- _Set task_:
The exercise asks for every line of the data to be reproduced exactly.

- _Exercise inputs_:

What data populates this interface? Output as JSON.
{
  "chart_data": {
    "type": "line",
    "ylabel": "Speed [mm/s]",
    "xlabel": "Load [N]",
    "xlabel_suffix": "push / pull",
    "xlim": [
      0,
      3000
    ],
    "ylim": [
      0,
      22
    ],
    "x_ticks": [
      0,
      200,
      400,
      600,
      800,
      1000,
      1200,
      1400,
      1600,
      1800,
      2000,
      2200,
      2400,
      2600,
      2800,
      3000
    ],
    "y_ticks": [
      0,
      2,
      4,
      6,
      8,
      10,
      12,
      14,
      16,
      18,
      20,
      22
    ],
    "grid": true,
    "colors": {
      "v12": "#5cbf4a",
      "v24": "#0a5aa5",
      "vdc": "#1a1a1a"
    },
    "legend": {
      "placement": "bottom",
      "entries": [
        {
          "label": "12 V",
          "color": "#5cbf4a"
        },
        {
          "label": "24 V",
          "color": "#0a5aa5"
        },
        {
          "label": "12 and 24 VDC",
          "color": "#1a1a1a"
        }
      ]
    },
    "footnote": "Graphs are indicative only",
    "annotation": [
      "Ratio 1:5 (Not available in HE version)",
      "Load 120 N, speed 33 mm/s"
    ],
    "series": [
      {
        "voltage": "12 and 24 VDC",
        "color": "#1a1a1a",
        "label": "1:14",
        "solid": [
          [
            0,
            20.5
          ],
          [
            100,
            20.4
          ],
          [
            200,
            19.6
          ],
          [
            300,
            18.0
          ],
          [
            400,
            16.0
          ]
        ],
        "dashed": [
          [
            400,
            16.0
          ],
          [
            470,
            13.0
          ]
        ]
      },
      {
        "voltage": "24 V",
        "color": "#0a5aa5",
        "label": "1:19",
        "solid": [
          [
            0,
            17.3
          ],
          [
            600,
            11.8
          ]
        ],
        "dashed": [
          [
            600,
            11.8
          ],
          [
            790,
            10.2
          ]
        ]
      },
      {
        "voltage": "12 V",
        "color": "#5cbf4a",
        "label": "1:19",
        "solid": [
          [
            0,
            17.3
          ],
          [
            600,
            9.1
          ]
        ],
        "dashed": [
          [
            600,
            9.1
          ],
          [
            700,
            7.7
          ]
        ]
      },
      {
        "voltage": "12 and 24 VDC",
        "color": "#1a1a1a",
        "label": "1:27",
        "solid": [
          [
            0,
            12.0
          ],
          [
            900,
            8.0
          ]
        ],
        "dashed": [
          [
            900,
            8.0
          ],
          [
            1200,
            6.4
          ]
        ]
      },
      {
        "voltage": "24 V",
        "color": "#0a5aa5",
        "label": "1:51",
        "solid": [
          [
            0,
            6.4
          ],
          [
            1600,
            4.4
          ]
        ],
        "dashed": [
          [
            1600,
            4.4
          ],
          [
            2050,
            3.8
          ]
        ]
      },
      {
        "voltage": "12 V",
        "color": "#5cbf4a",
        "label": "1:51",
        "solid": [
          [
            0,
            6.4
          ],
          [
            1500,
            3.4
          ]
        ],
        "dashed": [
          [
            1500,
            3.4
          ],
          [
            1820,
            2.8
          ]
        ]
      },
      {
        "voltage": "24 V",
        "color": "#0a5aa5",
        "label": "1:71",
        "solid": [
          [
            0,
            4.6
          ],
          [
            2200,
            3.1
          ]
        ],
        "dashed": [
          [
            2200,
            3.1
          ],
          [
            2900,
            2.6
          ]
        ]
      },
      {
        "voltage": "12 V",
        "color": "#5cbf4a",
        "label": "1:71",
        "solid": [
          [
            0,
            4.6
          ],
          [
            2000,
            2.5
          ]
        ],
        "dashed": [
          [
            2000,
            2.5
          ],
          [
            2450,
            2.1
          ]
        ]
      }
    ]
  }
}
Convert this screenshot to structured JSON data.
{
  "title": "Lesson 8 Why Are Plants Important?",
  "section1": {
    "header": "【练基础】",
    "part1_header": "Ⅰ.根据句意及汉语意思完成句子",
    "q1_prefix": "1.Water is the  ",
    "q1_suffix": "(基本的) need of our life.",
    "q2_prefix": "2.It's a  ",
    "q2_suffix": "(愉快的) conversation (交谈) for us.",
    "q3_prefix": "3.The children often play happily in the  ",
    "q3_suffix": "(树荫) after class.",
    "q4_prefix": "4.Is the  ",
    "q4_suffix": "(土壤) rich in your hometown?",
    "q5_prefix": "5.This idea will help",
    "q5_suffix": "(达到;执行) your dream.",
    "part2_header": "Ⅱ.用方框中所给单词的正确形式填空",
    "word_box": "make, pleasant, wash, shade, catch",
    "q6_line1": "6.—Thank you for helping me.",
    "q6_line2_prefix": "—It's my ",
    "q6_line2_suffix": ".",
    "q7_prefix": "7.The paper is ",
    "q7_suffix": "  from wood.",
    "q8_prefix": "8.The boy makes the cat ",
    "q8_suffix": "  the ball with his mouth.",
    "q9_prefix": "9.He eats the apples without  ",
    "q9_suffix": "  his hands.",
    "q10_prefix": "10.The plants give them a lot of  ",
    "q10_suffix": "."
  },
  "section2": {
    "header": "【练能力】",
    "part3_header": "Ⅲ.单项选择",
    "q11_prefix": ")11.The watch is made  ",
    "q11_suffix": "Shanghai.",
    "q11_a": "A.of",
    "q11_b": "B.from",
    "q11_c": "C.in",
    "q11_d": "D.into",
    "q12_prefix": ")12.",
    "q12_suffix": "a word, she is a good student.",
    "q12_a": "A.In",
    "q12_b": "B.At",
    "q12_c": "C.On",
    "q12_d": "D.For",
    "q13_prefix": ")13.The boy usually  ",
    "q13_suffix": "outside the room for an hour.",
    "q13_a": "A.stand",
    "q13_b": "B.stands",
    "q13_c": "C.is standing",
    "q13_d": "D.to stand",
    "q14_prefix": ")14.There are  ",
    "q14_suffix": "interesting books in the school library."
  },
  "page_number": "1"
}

- _In response_:
What data populates this interface? Output as JSON.
{
  "chart_data": {
    "type": "line",
    "ylabel": "Speed [mm/s]",
    "xlabel": "Load [N]",
    "xlabel_suffix": "push / pull",
    "xlim": [
      0,
      3000
    ],
    "ylim": [
      0,
      22
    ],
    "x_ticks": [
      0,
      200,
      400,
      600,
      800,
      1000,
      1200,
      1400,
      1600,
      1800,
      2000,
      2200,
      2400,
      2600,
      2800,
      3000
    ],
    "y_ticks": [
      0,
      2,
      4,
      6,
      8,
      10,
      12,
      14,
      16,
      18,
      20,
      22
    ],
    "grid": true,
    "colors": {
      "v12": "#5cbf4a",
      "v24": "#0a5aa5",
      "vdc": "#1a1a1a"
    },
    "legend": {
      "placement": "bottom",
      "entries": [
        {
          "label": "12 V",
          "color": "#5cbf4a"
        },
        {
          "label": "24 V",
          "color": "#0a5aa5"
        },
        {
          "label": "12 and 24 VDC",
          "color": "#1a1a1a"
        }
      ]
    },
    "footnote": "Graphs are indicative only",
    "annotation": [
      "Ratio 1:5 (Not available in HE version)",
      "Load 120 N, speed 33 mm/s"
    ],
    "series": [
      {
        "voltage": "12 and 24 VDC",
        "color": "#1a1a1a",
        "label": "1:14",
        "solid": [
          [
            0,
            20.5
          ],
          [
            100,
            20.4
          ],
          [
            200,
            19.6
          ],
          [
            300,
            18.0
          ],
          [
            400,
            16.0
          ]
        ],
        "dashed": [
          [
            400,
            16.0
          ],
          [
            470,
            13.0
          ]
        ]
      },
      {
        "voltage": "24 V",
        "color": "#0a5aa5",
        "label": "1:19",
        "solid": [
          [
            0,
            17.3
          ],
          [
            600,
            11.8
          ]
        ],
        "dashed": [
          [
            600,
            11.8
          ],
          [
            790,
            10.2
          ]
        ]
      },
      {
        "voltage": "12 V",
        "color": "#5cbf4a",
        "label": "1:19",
        "solid": [
          [
            0,
            17.3
          ],
          [
            600,
            9.1
          ]
        ],
        "dashed": [
          [
            600,
            9.1
          ],
          [
            700,
            7.7
          ]
        ]
      },
      {
        "voltage": "12 and 24 VDC",
        "color": "#1a1a1a",
        "label": "1:27",
        "solid": [
          [
            0,
            12.0
          ],
          [
            900,
            8.0
          ]
        ],
        "dashed": [
          [
            900,
            8.0
          ],
          [
            1200,
            6.4
          ]
        ]
      },
      {
        "voltage": "24 V",
        "color": "#0a5aa5",
        "label": "1:51",
        "solid": [
          [
            0,
            6.4
          ],
          [
            1600,
            4.4
          ]
        ],
        "dashed": [
          [
            1600,
            4.4
          ],
          [
            2050,
            3.8
          ]
        ]
      },
      {
        "voltage": "12 V",
        "color": "#5cbf4a",
        "label": "1:51",
        "solid": [
          [
            0,
            6.4
          ],
          [
            1500,
            3.4
          ]
        ],
        "dashed": [
          [
            1500,
            3.4
          ],
          [
            1820,
            2.8
          ]
        ]
      },
      {
        "voltage": "24 V",
        "color": "#0a5aa5",
        "label": "1:71",
        "solid": [
          [
            0,
            4.6
          ],
          [
            2200,
            3.1
          ]
        ],
        "dashed": [
          [
            2200,
            3.1
          ],
          [
            2900,
            2.6
          ]
        ]
      },
      {
        "voltage": "12 V",
        "color": "#5cbf4a",
        "label": "1:71",
        "solid": [
          [
            0,
            4.6
          ],
          [
            2000,
            2.5
          ]
        ],
        "dashed": [
          [
            2000,
            2.5
          ],
          [
            2450,
            2.1
          ]
        ]
      }
    ]
  }
}
Convert this screenshot to structured JSON data.
{
  "title": "Lesson 8 Why Are Plants Important?",
  "section1": {
    "header": "【练基础】",
    "part1_header": "Ⅰ.根据句意及汉语意思完成句子",
    "q1_prefix": "1.Water is the  ",
    "q1_suffix": "(基本的) need of our life.",
    "q2_prefix": "2.It's a  ",
    "q2_suffix": "(愉快的) conversation (交谈) for us.",
    "q3_prefix": "3.The children often play happily in the  ",
    "q3_suffix": "(树荫) after class.",
    "q4_prefix": "4.Is the  ",
    "q4_suffix": "(土壤) rich in your hometown?",
    "q5_prefix": "5.This idea will help",
    "q5_suffix": "(达到;执行) your dream.",
    "part2_header": "Ⅱ.用方框中所给单词的正确形式填空",
    "word_box": "make, pleasant, wash, shade, catch",
    "q6_line1": "6.—Thank you for helping me.",
    "q6_line2_prefix": "—It's my ",
    "q6_line2_suffix": ".",
    "q7_prefix": "7.The paper is ",
    "q7_suffix": "  from wood.",
    "q8_prefix": "8.The boy makes the cat ",
    "q8_suffix": "  the ball with his mouth.",
    "q9_prefix": "9.He eats the apples without  ",
    "q9_suffix": "  his hands.",
    "q10_prefix": "10.The plants give them a lot of  ",
    "q10_suffix": "."
  },
  "section2": {
    "header": "【练能力】",
    "part3_header": "Ⅲ.单项选择",
    "q11_prefix": ")11.The watch is made  ",
    "q11_suffix": "Shanghai.",
    "q11_a": "A.of",
    "q11_b": "B.from",
    "q11_c": "C.in",
    "q11_d": "D.into",
    "q12_prefix": ")12.",
    "q12_suffix": "a word, she is a good student.",
    "q12_a": "A.In",
    "q12_b": "B.At",
    "q12_c": "C.On",
    "q12_d": "D.For",
    "q13_prefix": ")13.The boy usually  ",
    "q13_suffix": "outside the room for an hour.",
    "q13_a": "A.stand",
    "q13_b": "B.stands",
    "q13_c": "C.is standing",
    "q13_d": "D.to stand",
    "q14_prefix": ")14.There are  ",
    "q14_suffix": "interesting books in the school library."
  },
  "page_number": "1"
}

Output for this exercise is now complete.